Your answer should be a single number: the count of lines containing "name".

━━━ Data for this task

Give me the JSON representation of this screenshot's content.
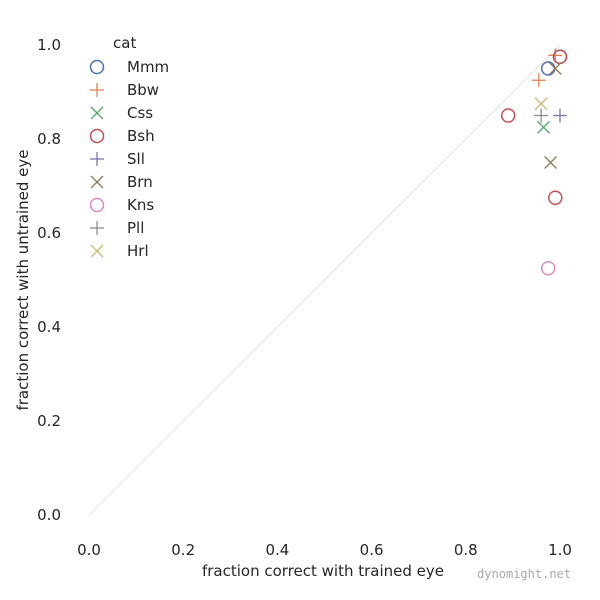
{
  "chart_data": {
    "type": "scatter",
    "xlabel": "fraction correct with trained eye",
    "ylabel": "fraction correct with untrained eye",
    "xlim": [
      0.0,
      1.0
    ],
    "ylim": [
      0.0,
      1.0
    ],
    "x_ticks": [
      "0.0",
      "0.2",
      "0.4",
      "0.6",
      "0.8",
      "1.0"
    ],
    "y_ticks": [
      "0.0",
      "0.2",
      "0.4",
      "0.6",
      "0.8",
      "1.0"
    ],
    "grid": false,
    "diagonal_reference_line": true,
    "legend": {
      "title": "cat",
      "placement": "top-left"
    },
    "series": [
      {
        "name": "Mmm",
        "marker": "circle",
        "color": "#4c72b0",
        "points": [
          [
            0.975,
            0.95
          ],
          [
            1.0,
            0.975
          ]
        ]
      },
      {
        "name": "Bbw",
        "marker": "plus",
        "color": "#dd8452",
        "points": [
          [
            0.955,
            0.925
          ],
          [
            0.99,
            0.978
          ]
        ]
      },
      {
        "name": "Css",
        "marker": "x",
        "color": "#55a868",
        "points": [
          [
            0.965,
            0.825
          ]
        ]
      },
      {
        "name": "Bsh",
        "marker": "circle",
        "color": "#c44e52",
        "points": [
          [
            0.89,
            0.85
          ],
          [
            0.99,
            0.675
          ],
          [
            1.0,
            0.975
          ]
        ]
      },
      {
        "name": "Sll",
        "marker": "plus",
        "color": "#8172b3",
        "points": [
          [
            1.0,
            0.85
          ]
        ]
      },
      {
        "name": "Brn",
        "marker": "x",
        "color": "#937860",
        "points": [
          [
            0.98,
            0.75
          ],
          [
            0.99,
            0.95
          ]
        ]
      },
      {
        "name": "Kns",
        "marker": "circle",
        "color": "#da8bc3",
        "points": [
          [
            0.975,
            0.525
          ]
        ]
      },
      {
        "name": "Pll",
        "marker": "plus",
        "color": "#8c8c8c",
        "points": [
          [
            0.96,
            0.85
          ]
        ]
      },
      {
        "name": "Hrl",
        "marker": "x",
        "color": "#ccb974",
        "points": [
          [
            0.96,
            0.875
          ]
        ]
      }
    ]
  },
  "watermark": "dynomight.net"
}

━━━━━━

Reply to the exercise:
9